▸ Figure record listings:
--- START ---

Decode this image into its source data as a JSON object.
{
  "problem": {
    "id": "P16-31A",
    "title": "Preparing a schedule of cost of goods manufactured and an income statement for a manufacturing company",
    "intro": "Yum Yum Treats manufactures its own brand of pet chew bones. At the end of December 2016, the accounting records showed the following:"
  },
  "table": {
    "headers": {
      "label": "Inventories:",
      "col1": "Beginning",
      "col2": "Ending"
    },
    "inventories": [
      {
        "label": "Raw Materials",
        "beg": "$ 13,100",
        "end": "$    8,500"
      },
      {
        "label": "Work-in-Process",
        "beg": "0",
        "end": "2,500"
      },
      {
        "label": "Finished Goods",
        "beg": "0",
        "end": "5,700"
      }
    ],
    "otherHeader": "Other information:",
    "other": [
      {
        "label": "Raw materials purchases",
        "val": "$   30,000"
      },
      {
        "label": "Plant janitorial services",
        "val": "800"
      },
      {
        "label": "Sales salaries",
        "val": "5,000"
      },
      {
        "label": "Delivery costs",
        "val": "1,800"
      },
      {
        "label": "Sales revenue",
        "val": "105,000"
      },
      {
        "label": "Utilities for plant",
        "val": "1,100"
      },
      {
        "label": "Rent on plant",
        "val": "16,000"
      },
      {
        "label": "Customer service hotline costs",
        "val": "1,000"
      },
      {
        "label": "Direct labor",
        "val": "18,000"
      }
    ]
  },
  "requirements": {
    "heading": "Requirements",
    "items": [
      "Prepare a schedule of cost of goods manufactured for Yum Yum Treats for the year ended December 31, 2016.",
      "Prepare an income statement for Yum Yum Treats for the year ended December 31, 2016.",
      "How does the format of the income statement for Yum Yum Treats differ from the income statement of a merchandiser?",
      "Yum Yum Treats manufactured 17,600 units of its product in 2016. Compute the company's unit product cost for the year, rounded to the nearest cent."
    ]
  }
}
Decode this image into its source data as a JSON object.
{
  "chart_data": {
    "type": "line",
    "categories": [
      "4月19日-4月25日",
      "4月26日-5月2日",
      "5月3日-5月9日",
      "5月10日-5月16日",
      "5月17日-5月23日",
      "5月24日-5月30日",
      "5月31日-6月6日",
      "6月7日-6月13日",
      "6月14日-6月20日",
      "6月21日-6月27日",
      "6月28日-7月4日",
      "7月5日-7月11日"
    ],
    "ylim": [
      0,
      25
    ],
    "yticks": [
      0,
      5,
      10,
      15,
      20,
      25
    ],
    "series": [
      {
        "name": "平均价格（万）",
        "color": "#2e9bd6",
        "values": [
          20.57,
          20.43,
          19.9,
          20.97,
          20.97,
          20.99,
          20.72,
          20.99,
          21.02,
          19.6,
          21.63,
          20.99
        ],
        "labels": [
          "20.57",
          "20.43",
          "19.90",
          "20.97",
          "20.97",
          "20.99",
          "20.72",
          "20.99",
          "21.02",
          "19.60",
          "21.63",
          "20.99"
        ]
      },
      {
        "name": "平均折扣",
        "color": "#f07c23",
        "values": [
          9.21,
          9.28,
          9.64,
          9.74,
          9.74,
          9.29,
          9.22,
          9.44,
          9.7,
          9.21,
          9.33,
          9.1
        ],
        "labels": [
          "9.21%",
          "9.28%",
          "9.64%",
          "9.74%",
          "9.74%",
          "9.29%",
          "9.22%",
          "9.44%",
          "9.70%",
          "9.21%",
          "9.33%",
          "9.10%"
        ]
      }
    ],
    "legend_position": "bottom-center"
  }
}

--- END ---

Every line of the listing that holds "manufactured" should be found and copied.

    "title": "Preparing a schedule of cost of goods manufactured and an income statement for a manufacturing company",
      "Prepare a schedule of cost of goods manufactured for Yum Yum Treats for the year ended December 31, 2016.",
      "Yum Yum Treats manufactured 17,600 units of its product in 2016. Compute the company's unit product cost for the year, rounded to the nearest cent."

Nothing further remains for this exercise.